Exercise instructions >> Report each line of the data that includes the word "text".
--- Data for this exercise ---
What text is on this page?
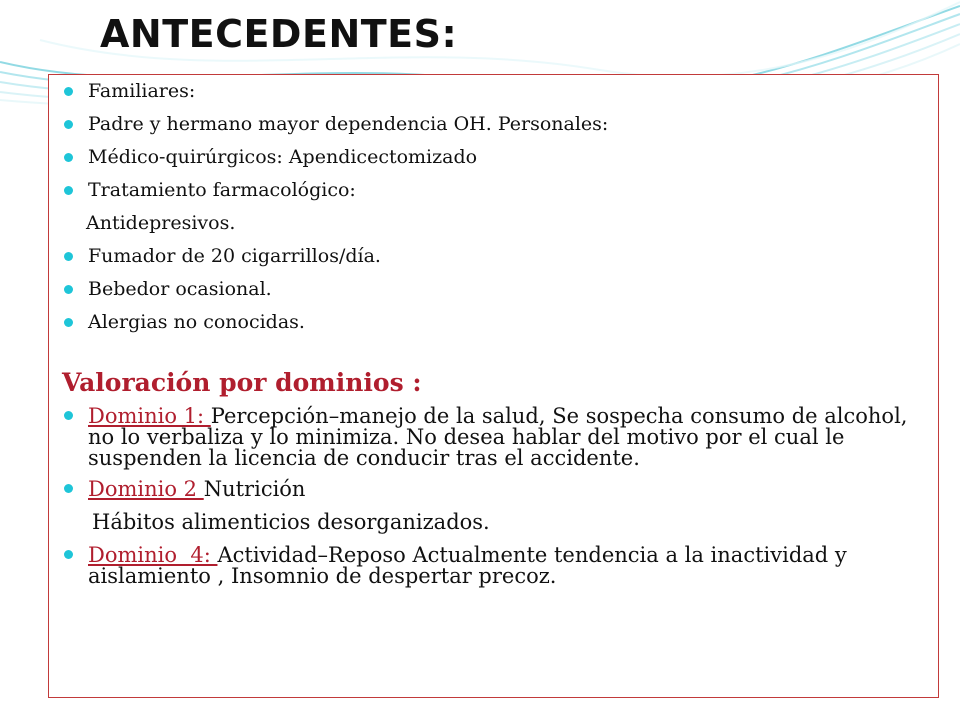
ANTECEDENTES:
Familiares:
Padre y hermano mayor dependencia OH. Personales:
Médico-quirúrgicos: Apendicectomizado
Tratamiento farmacológico:
Antidepresivos.
Fumador de 20 cigarrillos/día.
Bebedor ocasional.
Alergias no conocidas.
Valoración por dominios :
Dominio 1: Percepción–manejo de la salud, Se sospecha consumo de alcohol, no lo verbaliza y lo minimiza. No desea hablar del motivo por el cual le suspenden la licencia de conducir tras el accidente.
Dominio 2 Nutrición
Hábitos alimenticios desorganizados.
Dominio  4: Actividad–Reposo Actualmente tendencia a la inactividad y aislamiento , Insomnio de despertar precoz.
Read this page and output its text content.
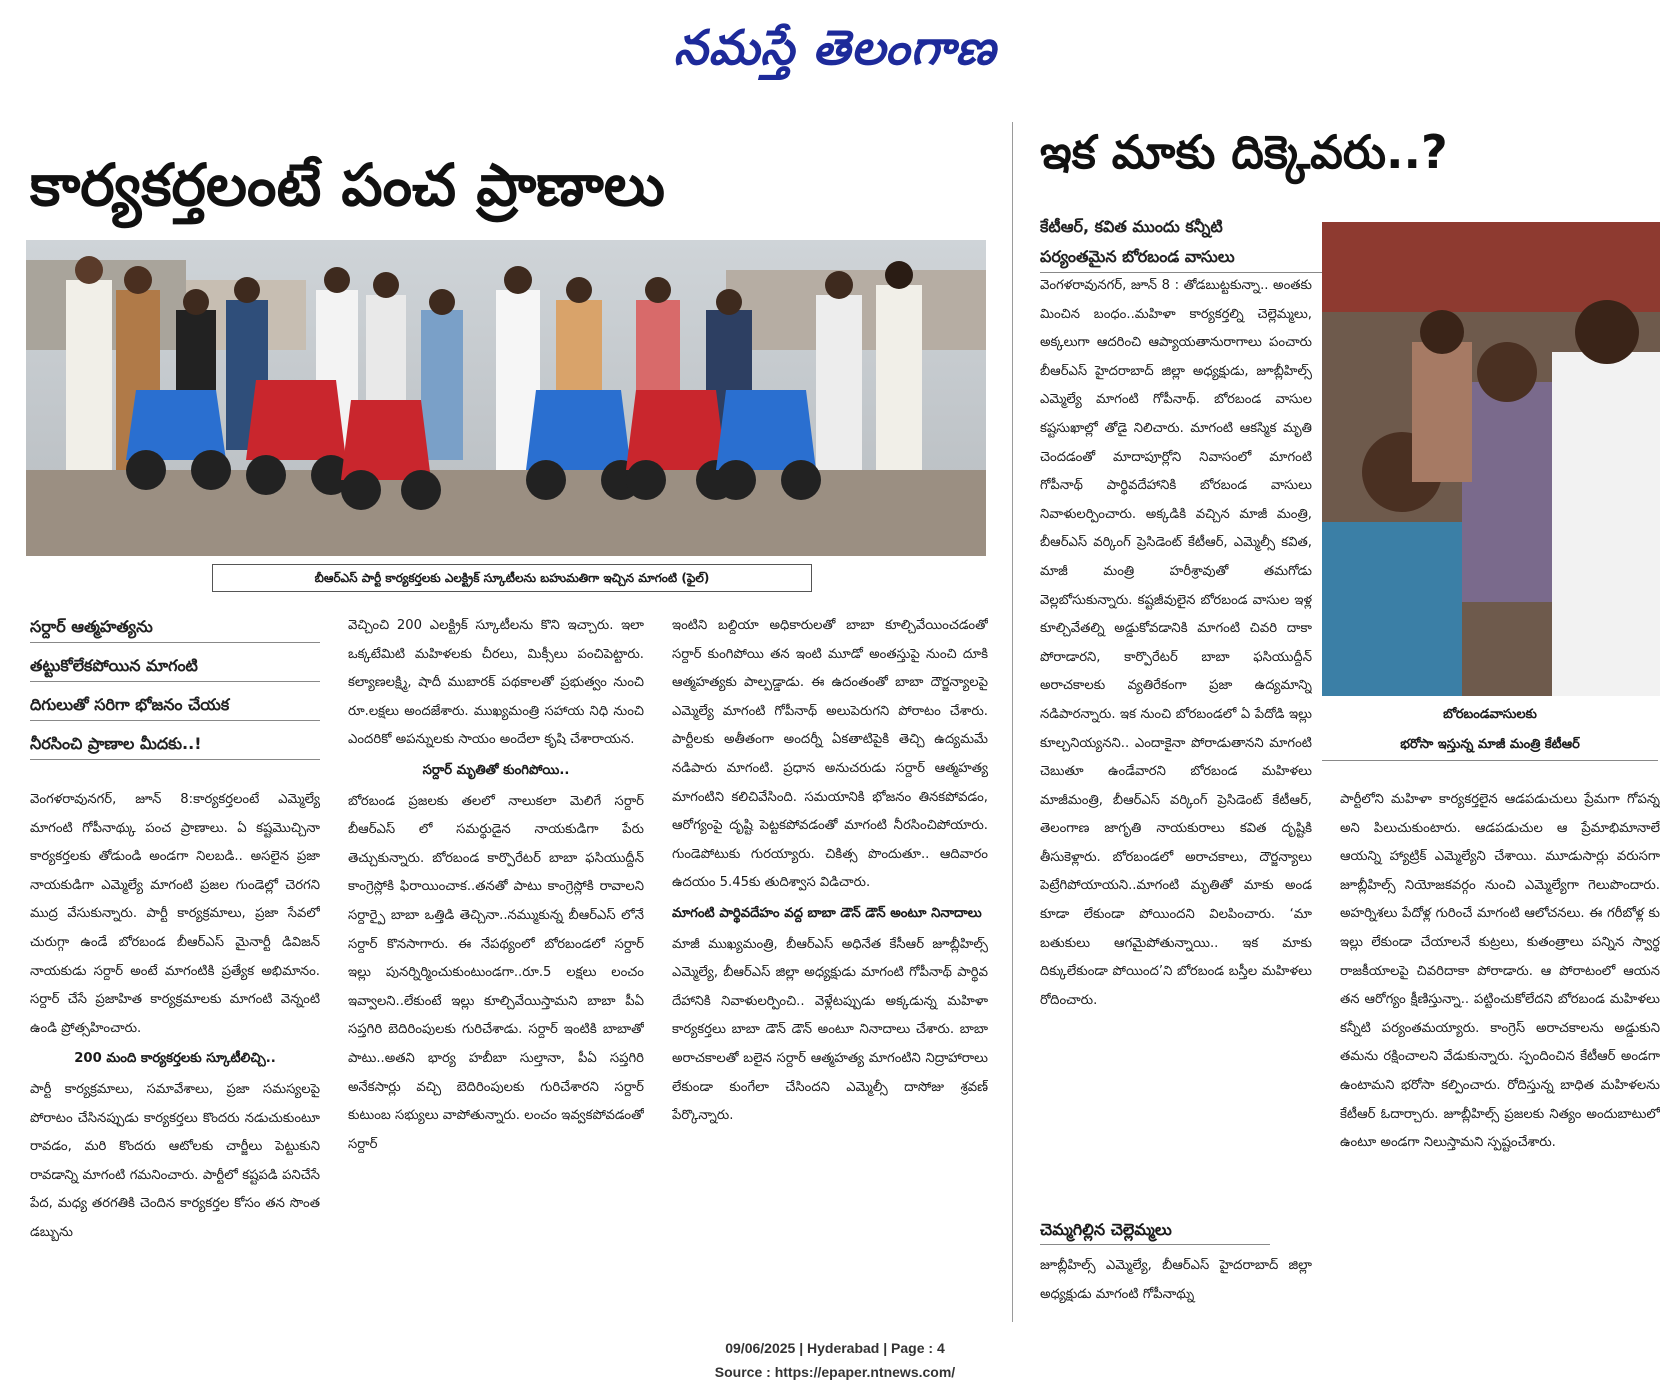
నమస్తే తెలంగాణ
కార్యకర్తలంటే పంచ ప్రాణాలు
బీఆర్ఎస్ పార్టీ కార్యకర్తలకు ఎలక్ట్రిక్ స్కూటీలను బహుమతిగా ఇచ్చిన మాగంటి (ఫైల్)
సర్దార్ ఆత్మహత్యను
తట్టుకోలేకపోయిన మాగంటి
దిగులుతో సరిగా భోజనం చేయక
నీరసించి ప్రాణాల మీదకు..!

వెంగళరావునగర్, జూన్ 8:కార్యకర్తలంటే ఎమ్మెల్యే మాగంటి గోపీనాథ్కు పంచ ప్రాణాలు. ఏ కష్టమొచ్చినా కార్యకర్తలకు తోడుండి అండగా నిలబడి.. అసలైన ప్రజా నాయకుడిగా ఎమ్మెల్యే మాగంటి ప్రజల గుండెల్లో చెరగని ముద్ర వేసుకున్నారు. పార్టీ కార్యక్రమాలు, ప్రజా సేవలో చురుగ్గా ఉండే బోరబండ బీఆర్ఎస్ మైనార్టీ డివిజన్ నాయకుడు సర్దార్ అంటే మాగంటికి ప్రత్యేక అభిమానం. సర్దార్ చేసే ప్రజాహిత కార్యక్రమాలకు మాగంటి వెన్నంటి ఉండి ప్రోత్సహించారు.

200 మంది కార్యకర్తలకు స్కూటీలిచ్చి..

పార్టీ కార్యక్రమాలు, సమావేశాలు, ప్రజా సమస్యలపై పోరాటం చేసినప్పుడు కార్యకర్తలు కొందరు నడుచుకుంటూ రావడం, మరి కొందరు ఆటోలకు చార్జీలు పెట్టుకుని రావడాన్ని మాగంటి గమనించారు. పార్టీలో కష్టపడి పనిచేసే పేద, మధ్య తరగతికి చెందిన కార్యకర్తల కోసం తన సొంత డబ్బును

వెచ్చించి 200 ఎలక్ట్రిక్ స్కూటీలను కొని ఇచ్చారు. ఇలా ఒక్కటేమిటి మహిళలకు చీరలు, మిక్సీలు పంచిపెట్టారు. కల్యాణలక్ష్మి, షాదీ ముబారక్ పథకాలతో ప్రభుత్వం నుంచి రూ.లక్షలు అందజేశారు. ముఖ్యమంత్రి సహాయ నిధి నుంచి ఎందరికో అపన్నులకు సాయం అందేలా కృషి చేశారాయన.

సర్దార్ మృతితో కుంగిపోయి..

బోరబండ ప్రజలకు తలలో నాలుకలా మెలిగే సర్దార్ బీఆర్ఎస్ లో సమర్థుడైన నాయకుడిగా పేరు తెచ్చుకున్నారు. బోరబండ కార్పొరేటర్ బాబా ఫసియుద్దీన్ కాంగ్రెస్లోకి ఫిరాయించాక..తనతో పాటు కాంగ్రెస్లోకి రావాలని సర్దార్పై బాబా ఒత్తిడి తెచ్చినా..నమ్ముకున్న బీఆర్ఎస్ లోనే సర్దార్ కొనసాగారు. ఈ నేపథ్యంలో బోరబండలో సర్దార్ ఇల్లు పునర్నిర్మించుకుంటుండగా..రూ.5 లక్షలు లంచం ఇవ్వాలని..లేకుంటే ఇల్లు కూల్చివేయిస్తామని బాబా పీఏ సప్తగిరి బెదిరింపులకు గురిచేశాడు. సర్దార్ ఇంటికి బాబాతో పాటు..అతని భార్య హబీబా సుల్తానా, పీఏ సప్తగిరి అనేకసార్లు వచ్చి బెదిరింపులకు గురిచేశారని సర్దార్ కుటుంబ సభ్యులు వాపోతున్నారు. లంచం ఇవ్వకపోవడంతో సర్దార్

ఇంటిని బల్దియా అధికారులతో బాబా కూల్చివేయించడంతో సర్దార్ కుంగిపోయి తన ఇంటి మూడో అంతస్తుపై నుంచి దూకి ఆత్మహత్యకు పాల్పడ్డాడు. ఈ ఉదంతంతో బాబా దౌర్జన్యాలపై ఎమ్మెల్యే మాగంటి గోపీనాథ్ అలుపెరుగని పోరాటం చేశారు. పార్టీలకు అతీతంగా అందర్నీ ఏకతాటిపైకి తెచ్చి ఉద్యమమే నడిపారు మాగంటి. ప్రధాన అనుచరుడు సర్దార్ ఆత్మహత్య మాగంటిని కలిచివేసింది. సమయానికి భోజనం తినకపోవడం, ఆరోగ్యంపై దృష్టి పెట్టకపోవడంతో మాగంటి నీరసించిపోయారు. గుండెపోటుకు గురయ్యారు. చికిత్స పొందుతూ.. ఆదివారం ఉదయం 5.45కు తుదిశ్వాస విడిచారు.

మాగంటి పార్థివదేహం వద్ద బాబా డౌన్ డౌన్ అంటూ నినాదాలు

మాజీ ముఖ్యమంత్రి, బీఆర్ఎస్ అధినేత కేసీఆర్ జూబ్లీహిల్స్ ఎమ్మెల్యే, బీఆర్ఎస్ జిల్లా అధ్యక్షుడు మాగంటి గోపీనాథ్ పార్థివ దేహానికి నివాళులర్పించి.. వెళ్లేటప్పుడు అక్కడున్న మహిళా కార్యకర్తలు బాబా డౌన్ డౌన్ అంటూ నినాదాలు చేశారు. బాబా అరాచకాలతో బలైన సర్దార్ ఆత్మహత్య మాగంటిని నిద్రాహారాలు లేకుండా కుంగేలా చేసిందని ఎమ్మెల్సీ దాసోజు శ్రవణ్ పేర్కొన్నారు.

ఇక మాకు దిక్కెవరు..?
కేటీఆర్, కవిత ముందు కన్నీటి
పర్యంతమైన బోరబండ వాసులు
బోరబండవాసులకు
భరోసా ఇస్తున్న మాజీ మంత్రి కేటీఆర్

వెంగళరావునగర్, జూన్ 8 : తోడబుట్టకున్నా.. అంతకు మించిన బంధం..మహిళా కార్యకర్తల్ని చెల్లెమ్మలు, అక్కలుగా ఆదరించి ఆప్యాయతానురాగాలు పంచారు బీఆర్ఎస్ హైదరాబాద్ జిల్లా అధ్యక్షుడు, జూబ్లీహిల్స్ ఎమ్మెల్యే మాగంటి గోపీనాథ్. బోరబండ వాసుల కష్టసుఖాల్లో తోడై నిలిచారు. మాగంటి ఆకస్మిక మృతి చెందడంతో మాదాపూర్లోని నివాసంలో మాగంటి గోపీనాథ్ పార్థివదేహానికి బోరబండ వాసులు నివాళులర్పించారు. అక్కడికి వచ్చిన మాజీ మంత్రి, బీఆర్ఎస్ వర్కింగ్ ప్రెసిడెంట్ కేటీఆర్, ఎమ్మెల్సీ కవిత, మాజీ మంత్రి హరీశ్రావుతో తమగోడు వెల్లబోసుకున్నారు. కష్టజీవులైన బోరబండ వాసుల ఇళ్ల కూల్చివేతల్ని అడ్డుకోవడానికి మాగంటి చివరి దాకా పోరాడారని, కార్పొరేటర్ బాబా ఫసియుద్దీన్ అరాచకాలకు వ్యతిరేకంగా ప్రజా ఉద్యమాన్ని నడిపారన్నారు. ఇక నుంచి బోరబండలో ఏ పేదోడి ఇల్లు కూల్చనియ్యనని.. ఎందాకైనా పోరాడుతానని మాగంటి చెబుతూ ఉండేవారని బోరబండ మహిళలు మాజీమంత్రి, బీఆర్ఎస్ వర్కింగ్ ప్రెసిడెంట్ కేటీఆర్, తెలంగాణ జాగృతి నాయకురాలు కవిత దృష్టికి తీసుకెళ్లారు. బోరబండలో అరాచకాలు, దౌర్జన్యాలు పెట్రేగిపోయాయని..మాగంటి మృతితో మాకు అండ కూడా లేకుండా పోయిందని విలపించారు. ‘మా బతుకులు ఆగమైపోతున్నాయి.. ఇక మాకు దిక్కులేకుండా పోయింద’ని బోరబండ బస్తీల మహిళలు రోదించారు.

చెమ్మగిల్లిన చెల్లెమ్మలు

జూబ్లీహిల్స్ ఎమ్మెల్యే, బీఆర్ఎస్ హైదరాబాద్ జిల్లా అధ్యక్షుడు మాగంటి గోపీనాథ్ను

పార్టీలోని మహిళా కార్యకర్తలైన ఆడపడుచులు ప్రేమగా గోపన్న అని పిలుచుకుంటారు. ఆడపడుచుల ఆ ప్రేమాభిమానాలే ఆయన్ని హ్యాట్రిక్ ఎమ్మెల్యేని చేశాయి. మూడుసార్లు వరుసగా జూబ్లీహిల్స్ నియోజకవర్గం నుంచి ఎమ్మెల్యేగా గెలుపొందారు. అహర్నిశలు పేదోళ్ల గురించే మాగంటి ఆలోచనలు. ఈ గరీబోళ్ల కు ఇల్లు లేకుండా చేయాలనే కుట్రలు, కుతంత్రాలు పన్నిన స్వార్థ రాజకీయాలపై చివరిదాకా పోరాడారు. ఆ పోరాటంలో ఆయన తన ఆరోగ్యం క్షీణిస్తున్నా.. పట్టించుకోలేదని బోరబండ మహిళలు కన్నీటి పర్యంతమయ్యారు. కాంగ్రెస్ అరాచకాలను అడ్డుకుని తమను రక్షించాలని వేడుకున్నారు. స్పందించిన కేటీఆర్ అండగా ఉంటామని భరోసా కల్పించారు. రోదిస్తున్న బాధిత మహిళలను కేటీఆర్ ఓదార్చారు. జూబ్లీహిల్స్ ప్రజలకు నిత్యం అందుబాటులో ఉంటూ అండగా నిలుస్తామని స్పష్టంచేశారు.

09/06/2025 | Hyderabad | Page : 4
Source : https://epaper.ntnews.com/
---
Worked answer >>
What text is on this page?
Read this page and output its text content.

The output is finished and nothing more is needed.